Versteckte Pistolen und Attrappen Fast 44.000 verbotene Gegenstände am Münchner Flughafen entdeckt

Diese in einem Buch versteckte Pistole war einer der kuriosesten Funde der Kontrolleure am Flughafen. Foto: Bundespolizei

Im Jahr 2019 haben die Sicherheitskräfte am Münchner Flughafen 43.800 verbotene Gegenstände gefunden und sichergestellt. Darunter echte und nachgemachte Waffen wie Messer und Pistolen.

 

München - Fast 44.000 verbotene Gegenstände wollten Passagiere im vergangenen Jahr durch die Sicherheitsschleusen am Flughafen schmuggeln – darunter Schusswaffen, Munition, Messer, brennbare Flüssigkeiten, Attrappen von Waffen und weitere verbotene Utensilien.

Sicherlich einer der kuriosesten Funde bei der Handgepäck-Kontrolle war 2019 eine alte Pistole, die in einem ausgeschnittenen Buch versteckt war. Die Passagierin gab an, das Buch auf dem Flohmarkt gekauft und es ungeöffnet als Reiselektüre eingepackt zu haben, von der Pistole wüsste sie nichts.

Pistole in Buch versteckt - Frau kann Gericht überzeugen

Tatsächlich wurde sie später vor Gericht freigesprochen, da sie diese Version glaubhaft vermitteln konnte. In einem anderen Fall rief die verbotene Mitnahme von Sturmgewehr-Nachbildungen im Reisegepäck die Polizei auf den Plan.

Regierungspräsidentin Maria Els betont: "Diese Zahlen belegen, wie wichtig die sorgfältige Arbeit des Kontrollpersonals der SGM am Flughafen München für die Sicherheit der Reisenden ist". Die Sicherheitsgesellschaft am Flughafen München (SGM) ist eine hundertprozentige Tochter des Freistaats Bayern.

Sie führt die Passagier- und Gepäckkontrollen am Flughafen München im Auftrag des Luftamts Südbayern der Regierung von Oberbayern durch.
-.-.-
■ **Gestellte Aufgabe 1**: Prüfe anhand des Artikels über verbotene Gegenstände am Münchner Flughafen, ob die folgenden Aussagen stimmen, und beantworte jede mit Ja oder Nein samt den entscheidenden Worten des Artikels als wörtlichem Zitat. (a) Die Passagierin mit der Pistole im Buch wurde vor Gericht verurteilt. (b) Die SGM gehört vollständig dem Freistaat Bayern. (c) Die Passagierin hatte das Buch im Internet gekauft.
■ **Gestellte Aufgabe 2**: Gib aus dem Artikel über verbotene Gegenstände am Münchner Flughafen alles von „Pistole in Buch“ bis hinunter zu „des Freistaats Bayern.“ wortgetreu zurück.
Die Datensätze stammen aus einer anderen Quelle als der Artikel.

■ **Datensätze**:
-.-.-
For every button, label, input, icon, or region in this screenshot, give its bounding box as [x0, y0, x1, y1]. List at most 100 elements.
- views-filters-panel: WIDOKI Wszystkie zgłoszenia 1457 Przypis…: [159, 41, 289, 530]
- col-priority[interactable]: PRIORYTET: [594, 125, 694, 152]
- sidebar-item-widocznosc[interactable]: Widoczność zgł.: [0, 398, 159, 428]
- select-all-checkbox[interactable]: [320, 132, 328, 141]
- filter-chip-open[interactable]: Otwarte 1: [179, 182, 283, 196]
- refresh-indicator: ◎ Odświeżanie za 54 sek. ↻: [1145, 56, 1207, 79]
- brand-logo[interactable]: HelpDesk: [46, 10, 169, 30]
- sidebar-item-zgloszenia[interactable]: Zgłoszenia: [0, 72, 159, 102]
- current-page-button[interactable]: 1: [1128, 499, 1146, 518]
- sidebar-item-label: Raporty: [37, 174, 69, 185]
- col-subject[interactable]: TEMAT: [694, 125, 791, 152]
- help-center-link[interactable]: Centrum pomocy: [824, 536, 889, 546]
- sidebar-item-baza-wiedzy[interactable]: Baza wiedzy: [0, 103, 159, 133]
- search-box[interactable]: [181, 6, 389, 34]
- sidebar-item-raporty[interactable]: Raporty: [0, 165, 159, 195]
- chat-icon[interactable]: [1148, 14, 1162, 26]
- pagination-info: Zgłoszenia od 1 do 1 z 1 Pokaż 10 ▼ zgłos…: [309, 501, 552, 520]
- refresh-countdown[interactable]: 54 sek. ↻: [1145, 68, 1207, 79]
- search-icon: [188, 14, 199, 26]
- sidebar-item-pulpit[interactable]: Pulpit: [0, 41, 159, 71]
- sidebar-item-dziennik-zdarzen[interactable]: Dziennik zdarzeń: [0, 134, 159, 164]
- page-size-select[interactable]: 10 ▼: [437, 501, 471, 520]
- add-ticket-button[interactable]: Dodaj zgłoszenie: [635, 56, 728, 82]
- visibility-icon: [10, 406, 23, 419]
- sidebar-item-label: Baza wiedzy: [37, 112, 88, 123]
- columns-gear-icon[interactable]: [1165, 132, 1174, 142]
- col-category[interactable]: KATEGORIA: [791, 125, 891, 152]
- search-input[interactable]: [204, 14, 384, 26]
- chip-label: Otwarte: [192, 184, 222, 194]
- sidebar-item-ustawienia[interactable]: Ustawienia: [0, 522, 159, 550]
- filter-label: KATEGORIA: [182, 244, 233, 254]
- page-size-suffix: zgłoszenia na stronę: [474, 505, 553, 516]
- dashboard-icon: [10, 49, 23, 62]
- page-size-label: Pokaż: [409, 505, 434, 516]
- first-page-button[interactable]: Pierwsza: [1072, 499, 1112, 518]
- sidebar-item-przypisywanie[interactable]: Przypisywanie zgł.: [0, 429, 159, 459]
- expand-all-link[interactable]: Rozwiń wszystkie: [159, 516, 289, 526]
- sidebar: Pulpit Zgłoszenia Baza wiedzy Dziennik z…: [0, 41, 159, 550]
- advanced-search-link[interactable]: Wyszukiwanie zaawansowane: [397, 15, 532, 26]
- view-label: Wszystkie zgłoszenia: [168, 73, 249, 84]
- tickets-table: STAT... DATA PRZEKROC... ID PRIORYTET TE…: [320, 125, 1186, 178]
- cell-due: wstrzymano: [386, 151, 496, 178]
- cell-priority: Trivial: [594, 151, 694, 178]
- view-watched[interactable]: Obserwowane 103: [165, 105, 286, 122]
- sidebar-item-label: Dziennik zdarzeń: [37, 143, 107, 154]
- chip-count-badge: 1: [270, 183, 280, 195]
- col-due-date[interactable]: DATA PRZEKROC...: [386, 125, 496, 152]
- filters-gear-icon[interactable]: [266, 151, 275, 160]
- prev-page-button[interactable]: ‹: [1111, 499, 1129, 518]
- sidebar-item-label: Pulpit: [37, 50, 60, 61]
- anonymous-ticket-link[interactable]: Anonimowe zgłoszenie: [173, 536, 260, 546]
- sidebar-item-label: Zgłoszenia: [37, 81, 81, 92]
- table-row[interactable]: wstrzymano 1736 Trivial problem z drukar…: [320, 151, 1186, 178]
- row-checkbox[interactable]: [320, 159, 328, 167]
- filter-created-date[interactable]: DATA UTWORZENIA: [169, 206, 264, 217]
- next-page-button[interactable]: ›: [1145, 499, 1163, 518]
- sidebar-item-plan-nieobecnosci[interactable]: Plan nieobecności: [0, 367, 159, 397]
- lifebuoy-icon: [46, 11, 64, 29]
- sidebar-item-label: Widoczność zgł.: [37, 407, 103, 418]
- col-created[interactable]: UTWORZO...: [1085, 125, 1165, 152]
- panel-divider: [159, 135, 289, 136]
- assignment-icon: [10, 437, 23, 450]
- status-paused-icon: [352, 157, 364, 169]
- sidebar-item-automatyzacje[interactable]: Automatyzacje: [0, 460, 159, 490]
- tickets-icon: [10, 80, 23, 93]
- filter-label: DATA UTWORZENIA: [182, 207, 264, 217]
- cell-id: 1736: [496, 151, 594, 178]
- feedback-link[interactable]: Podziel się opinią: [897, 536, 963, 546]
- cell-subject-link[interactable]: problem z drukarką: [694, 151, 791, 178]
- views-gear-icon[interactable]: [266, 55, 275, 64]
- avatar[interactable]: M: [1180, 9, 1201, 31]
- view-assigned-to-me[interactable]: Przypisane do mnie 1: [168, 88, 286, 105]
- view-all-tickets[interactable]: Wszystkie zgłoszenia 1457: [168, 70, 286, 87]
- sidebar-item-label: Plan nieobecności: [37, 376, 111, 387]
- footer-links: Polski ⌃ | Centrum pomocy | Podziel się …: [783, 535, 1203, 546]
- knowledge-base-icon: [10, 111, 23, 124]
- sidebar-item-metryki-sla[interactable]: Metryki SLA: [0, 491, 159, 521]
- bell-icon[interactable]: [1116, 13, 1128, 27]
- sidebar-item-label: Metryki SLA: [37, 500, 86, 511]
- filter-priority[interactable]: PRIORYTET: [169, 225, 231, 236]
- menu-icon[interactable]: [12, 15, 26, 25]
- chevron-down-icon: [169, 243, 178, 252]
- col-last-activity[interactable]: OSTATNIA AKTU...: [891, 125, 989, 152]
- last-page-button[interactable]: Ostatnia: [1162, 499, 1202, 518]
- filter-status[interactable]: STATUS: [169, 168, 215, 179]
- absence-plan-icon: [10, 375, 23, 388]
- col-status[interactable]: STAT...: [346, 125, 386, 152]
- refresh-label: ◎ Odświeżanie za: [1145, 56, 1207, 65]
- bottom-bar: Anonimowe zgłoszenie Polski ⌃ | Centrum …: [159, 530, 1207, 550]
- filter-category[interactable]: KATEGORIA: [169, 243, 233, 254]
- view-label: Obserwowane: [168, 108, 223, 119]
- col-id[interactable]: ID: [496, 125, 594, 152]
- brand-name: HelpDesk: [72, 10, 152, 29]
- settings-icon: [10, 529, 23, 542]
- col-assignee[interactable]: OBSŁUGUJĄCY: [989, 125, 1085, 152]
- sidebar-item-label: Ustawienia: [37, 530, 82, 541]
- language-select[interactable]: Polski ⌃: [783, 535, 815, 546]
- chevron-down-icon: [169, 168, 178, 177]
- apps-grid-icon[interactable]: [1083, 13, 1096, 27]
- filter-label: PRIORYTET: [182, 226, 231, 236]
-.-.-
■ **Endgültige Antwort 1**:
(a) Nein: „Tatsächlich wurde sie später vor Gericht freigesprochen“
(b) Ja: „Die Sicherheitsgesellschaft am Flughafen München (SGM) ist eine hundertprozentige Tochter des Freistaats Bayern.“
(c) Nein: „das Buch auf dem Flohmarkt gekauft“

■ **Endgültige Antwort 2**:
Pistole in Buch versteckt - Frau kann Gericht überzeugen

Tatsächlich wurde sie später vor Gericht freigesprochen, da sie diese Version glaubhaft vermitteln konnte. In einem anderen Fall rief die verbotene Mitnahme von Sturmgewehr-Nachbildungen im Reisegepäck die Polizei auf den Plan.

Regierungspräsidentin Maria Els betont: "Diese Zahlen belegen, wie wichtig die sorgfältige Arbeit des Kontrollpersonals der SGM am Flughafen München für die Sicherheit der Reisenden ist". Die Sicherheitsgesellschaft am Flughafen München (SGM) ist eine hundertprozentige Tochter des Freistaats Bayern.